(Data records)
────────────────────
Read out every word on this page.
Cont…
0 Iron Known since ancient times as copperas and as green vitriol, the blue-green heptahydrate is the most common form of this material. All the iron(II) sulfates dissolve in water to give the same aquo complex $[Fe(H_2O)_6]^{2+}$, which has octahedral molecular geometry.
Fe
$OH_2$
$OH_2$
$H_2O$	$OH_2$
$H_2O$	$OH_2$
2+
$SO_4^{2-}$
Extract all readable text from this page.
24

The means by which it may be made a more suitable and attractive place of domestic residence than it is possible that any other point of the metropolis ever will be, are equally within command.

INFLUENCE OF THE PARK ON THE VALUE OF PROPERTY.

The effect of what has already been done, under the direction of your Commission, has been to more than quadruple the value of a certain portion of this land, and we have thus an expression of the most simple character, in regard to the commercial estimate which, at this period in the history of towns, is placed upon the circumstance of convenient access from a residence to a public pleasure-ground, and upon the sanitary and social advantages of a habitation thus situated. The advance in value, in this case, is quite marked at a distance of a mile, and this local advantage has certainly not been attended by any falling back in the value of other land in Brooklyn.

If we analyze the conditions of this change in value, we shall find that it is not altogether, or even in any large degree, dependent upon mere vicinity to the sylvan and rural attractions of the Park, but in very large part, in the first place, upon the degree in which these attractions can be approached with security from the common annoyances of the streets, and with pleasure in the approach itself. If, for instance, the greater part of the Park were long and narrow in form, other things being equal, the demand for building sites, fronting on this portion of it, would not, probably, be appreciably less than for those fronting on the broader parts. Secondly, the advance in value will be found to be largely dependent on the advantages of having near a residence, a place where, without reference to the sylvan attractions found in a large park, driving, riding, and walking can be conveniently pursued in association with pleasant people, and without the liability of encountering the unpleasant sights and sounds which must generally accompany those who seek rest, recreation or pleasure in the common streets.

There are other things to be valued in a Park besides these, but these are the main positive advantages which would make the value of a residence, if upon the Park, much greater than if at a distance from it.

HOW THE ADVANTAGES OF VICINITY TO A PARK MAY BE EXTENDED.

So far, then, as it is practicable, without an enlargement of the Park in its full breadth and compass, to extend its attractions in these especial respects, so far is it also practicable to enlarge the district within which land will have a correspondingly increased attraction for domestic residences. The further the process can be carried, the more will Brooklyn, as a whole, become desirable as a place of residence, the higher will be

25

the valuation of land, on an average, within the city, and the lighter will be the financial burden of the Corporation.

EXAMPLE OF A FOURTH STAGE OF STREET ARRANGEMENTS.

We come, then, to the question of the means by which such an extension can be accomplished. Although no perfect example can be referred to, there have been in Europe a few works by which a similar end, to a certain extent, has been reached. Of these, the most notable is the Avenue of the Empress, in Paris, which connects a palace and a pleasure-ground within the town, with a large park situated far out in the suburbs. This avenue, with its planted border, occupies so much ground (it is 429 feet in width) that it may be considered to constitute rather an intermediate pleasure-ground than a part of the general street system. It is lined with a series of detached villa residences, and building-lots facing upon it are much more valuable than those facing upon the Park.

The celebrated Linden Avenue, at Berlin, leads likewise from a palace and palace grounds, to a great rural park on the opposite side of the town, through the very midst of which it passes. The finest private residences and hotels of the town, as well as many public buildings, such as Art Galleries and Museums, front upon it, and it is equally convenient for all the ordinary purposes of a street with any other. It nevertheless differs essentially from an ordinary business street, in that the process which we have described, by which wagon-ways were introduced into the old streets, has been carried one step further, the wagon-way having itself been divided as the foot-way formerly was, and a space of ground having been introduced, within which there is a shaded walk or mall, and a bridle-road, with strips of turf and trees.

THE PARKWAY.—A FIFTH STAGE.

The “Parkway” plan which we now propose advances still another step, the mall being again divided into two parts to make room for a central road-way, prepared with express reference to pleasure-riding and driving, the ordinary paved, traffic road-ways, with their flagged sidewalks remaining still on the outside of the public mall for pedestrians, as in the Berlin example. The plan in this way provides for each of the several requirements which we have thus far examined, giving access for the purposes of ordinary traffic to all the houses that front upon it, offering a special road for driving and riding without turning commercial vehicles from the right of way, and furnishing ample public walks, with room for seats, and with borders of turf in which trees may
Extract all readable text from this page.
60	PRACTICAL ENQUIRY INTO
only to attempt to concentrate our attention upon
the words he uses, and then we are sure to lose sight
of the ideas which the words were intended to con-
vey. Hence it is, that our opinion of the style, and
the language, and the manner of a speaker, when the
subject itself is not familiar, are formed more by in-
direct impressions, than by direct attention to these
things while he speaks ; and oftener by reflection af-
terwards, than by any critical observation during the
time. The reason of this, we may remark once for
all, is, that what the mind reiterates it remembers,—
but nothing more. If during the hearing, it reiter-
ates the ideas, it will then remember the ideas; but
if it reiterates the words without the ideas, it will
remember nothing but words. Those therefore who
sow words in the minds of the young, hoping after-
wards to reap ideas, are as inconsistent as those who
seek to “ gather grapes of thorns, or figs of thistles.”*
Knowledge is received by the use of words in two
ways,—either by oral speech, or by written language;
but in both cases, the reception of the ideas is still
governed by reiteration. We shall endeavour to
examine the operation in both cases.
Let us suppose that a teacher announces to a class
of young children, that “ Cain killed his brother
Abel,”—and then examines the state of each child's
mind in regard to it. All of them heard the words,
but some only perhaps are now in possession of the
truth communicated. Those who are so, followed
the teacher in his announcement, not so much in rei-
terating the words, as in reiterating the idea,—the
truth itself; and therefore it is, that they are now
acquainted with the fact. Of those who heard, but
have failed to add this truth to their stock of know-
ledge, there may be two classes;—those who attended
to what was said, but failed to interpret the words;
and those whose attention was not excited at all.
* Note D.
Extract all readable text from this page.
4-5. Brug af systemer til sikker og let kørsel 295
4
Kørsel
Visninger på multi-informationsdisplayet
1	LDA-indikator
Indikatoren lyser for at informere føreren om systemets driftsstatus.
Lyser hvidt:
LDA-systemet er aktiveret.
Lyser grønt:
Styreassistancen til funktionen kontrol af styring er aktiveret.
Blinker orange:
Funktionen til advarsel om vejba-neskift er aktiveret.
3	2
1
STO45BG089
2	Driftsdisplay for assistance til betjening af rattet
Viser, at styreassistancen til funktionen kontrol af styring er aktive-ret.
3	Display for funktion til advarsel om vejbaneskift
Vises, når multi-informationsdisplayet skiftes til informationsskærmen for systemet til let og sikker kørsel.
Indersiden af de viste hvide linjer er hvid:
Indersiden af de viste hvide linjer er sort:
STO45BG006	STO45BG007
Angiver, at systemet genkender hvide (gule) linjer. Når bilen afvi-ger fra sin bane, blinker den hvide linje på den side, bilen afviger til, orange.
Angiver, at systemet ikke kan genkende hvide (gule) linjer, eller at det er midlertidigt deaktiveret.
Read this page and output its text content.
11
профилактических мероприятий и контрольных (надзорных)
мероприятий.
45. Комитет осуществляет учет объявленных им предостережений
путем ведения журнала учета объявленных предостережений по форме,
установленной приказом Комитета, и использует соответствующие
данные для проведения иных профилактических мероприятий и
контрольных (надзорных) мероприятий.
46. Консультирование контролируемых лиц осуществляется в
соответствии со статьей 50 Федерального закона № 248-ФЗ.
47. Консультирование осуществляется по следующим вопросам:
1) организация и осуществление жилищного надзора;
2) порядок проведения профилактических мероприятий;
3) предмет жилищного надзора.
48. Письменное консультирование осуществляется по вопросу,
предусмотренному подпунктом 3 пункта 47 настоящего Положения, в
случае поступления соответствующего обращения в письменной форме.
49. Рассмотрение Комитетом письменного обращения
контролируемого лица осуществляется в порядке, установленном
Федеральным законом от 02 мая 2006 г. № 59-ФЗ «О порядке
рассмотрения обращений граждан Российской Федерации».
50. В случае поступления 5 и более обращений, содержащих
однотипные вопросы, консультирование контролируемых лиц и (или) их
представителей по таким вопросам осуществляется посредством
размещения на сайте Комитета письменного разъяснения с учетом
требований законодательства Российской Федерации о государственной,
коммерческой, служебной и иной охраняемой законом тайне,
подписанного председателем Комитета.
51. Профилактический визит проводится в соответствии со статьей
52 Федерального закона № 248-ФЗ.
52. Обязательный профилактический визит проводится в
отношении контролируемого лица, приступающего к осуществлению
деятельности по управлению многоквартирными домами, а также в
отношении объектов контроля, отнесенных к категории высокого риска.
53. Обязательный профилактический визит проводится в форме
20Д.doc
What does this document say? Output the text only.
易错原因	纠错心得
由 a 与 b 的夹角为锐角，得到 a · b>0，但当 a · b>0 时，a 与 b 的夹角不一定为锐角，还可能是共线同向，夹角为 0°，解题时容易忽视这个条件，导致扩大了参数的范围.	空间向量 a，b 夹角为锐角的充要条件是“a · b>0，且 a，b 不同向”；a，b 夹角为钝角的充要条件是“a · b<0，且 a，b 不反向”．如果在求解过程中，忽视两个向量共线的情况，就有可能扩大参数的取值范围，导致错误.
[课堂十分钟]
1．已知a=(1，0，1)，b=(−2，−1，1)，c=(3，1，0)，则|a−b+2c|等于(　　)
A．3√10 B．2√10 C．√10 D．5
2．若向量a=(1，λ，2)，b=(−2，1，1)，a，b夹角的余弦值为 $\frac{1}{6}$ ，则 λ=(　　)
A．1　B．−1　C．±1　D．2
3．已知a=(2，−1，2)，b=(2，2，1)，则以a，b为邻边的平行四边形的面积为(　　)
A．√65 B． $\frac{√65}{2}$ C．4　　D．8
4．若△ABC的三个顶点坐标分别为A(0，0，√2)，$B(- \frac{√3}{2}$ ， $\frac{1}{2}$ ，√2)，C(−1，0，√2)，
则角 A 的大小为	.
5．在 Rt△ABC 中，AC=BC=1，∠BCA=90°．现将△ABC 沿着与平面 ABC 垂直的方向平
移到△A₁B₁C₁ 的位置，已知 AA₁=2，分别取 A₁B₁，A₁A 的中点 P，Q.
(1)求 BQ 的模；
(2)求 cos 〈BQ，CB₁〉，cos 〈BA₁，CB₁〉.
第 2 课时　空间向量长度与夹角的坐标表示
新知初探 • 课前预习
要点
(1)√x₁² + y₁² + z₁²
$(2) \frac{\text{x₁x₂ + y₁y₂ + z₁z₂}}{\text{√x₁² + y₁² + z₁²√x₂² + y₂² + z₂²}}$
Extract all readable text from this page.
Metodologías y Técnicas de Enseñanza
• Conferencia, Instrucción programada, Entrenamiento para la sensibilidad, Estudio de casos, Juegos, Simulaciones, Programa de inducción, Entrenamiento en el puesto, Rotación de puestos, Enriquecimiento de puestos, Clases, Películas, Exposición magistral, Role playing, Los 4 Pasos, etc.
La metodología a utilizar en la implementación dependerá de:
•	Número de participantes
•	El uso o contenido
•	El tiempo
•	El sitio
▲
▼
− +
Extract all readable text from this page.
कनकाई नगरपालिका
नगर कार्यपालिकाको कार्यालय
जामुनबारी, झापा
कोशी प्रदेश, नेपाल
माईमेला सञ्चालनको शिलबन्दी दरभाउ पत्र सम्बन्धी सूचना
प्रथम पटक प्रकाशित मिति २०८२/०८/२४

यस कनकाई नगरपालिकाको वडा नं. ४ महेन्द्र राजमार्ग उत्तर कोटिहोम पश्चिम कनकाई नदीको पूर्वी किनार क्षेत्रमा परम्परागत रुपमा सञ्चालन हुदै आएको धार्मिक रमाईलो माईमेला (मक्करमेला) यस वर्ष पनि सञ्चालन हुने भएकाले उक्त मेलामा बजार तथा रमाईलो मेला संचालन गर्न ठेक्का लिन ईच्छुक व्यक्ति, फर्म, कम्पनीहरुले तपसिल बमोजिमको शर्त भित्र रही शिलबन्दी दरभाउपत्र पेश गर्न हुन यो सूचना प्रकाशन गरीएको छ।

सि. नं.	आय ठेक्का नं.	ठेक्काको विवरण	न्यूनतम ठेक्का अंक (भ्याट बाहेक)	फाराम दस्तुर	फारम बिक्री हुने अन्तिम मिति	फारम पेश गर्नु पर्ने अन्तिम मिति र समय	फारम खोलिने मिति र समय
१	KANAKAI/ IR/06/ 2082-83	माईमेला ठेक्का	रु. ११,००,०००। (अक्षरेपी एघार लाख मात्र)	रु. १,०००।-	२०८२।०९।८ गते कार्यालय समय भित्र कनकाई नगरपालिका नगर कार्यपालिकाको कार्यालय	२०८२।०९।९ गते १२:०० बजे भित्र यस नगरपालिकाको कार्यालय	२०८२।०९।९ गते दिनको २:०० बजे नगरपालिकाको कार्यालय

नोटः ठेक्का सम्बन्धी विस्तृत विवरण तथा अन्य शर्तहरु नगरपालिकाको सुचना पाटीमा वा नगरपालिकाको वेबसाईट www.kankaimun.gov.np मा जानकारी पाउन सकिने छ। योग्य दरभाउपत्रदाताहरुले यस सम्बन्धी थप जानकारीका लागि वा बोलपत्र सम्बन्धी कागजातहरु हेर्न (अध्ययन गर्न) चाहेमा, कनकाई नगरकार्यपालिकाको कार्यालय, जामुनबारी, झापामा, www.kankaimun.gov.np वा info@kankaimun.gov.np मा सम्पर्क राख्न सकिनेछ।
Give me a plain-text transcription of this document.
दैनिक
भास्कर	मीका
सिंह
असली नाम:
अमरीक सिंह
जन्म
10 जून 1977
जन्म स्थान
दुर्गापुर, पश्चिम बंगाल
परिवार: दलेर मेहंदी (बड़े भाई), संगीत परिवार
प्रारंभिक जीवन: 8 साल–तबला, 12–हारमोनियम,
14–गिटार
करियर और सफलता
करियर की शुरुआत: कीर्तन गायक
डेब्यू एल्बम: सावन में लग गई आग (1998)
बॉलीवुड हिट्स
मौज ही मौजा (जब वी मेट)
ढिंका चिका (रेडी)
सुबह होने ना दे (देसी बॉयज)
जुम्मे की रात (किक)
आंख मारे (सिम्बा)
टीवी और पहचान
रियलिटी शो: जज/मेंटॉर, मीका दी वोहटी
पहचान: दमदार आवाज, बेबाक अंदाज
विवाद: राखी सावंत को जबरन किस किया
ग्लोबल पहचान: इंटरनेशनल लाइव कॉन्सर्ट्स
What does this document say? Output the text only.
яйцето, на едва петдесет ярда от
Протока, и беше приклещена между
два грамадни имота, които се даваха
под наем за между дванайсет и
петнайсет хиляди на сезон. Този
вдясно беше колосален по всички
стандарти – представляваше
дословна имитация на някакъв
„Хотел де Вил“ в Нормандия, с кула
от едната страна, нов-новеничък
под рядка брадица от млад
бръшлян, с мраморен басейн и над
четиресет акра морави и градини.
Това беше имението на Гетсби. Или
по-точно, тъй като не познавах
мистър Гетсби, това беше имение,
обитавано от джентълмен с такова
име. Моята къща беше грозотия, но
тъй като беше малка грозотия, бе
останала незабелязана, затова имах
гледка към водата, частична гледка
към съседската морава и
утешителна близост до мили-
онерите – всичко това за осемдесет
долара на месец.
────────────────────
▶ [WORK TO DO]:
From the records, copy every line that has the string "divided" in it.

▶ [THE COMPLETED TASK]:
The celebrated Linden Avenue, at Berlin, leads likewise from a palace and palace grounds, to a great rural park on the opposite side of the town, through the very midst of which it passes. The finest private residences and hotels of the town, as well as many public buildings, such as Art Galleries and Museums, front upon it, and it is equally convenient for all the ordinary purposes of a street with any other. It nevertheless differs essentially from an ordinary business street, in that the process which we have described, by which wagon-ways were introduced into the old streets, has been carried one step further, the wagon-way having itself been divided as the foot-way formerly was, and a space of ground having been introduced, within which there is a shaded walk or mall, and a bridle-road, with strips of turf and trees.
The “Parkway” plan which we now propose advances still another step, the mall being again divided into two parts to make room for a central road-way, prepared with express reference to pleasure-riding and driving, the ordinary paved, traffic road-ways, with their flagged sidewalks remaining still on the outside of the public mall for pedestrians, as in the Berlin example. The plan in this way provides for each of the several requirements which we have thus far examined, giving access for the purposes of ordinary traffic to all the houses that front upon it, offering a special road for driving and riding without turning commercial vehicles from the right of way, and furnishing ample public walks, with room for seats, and with borders of turf in which trees may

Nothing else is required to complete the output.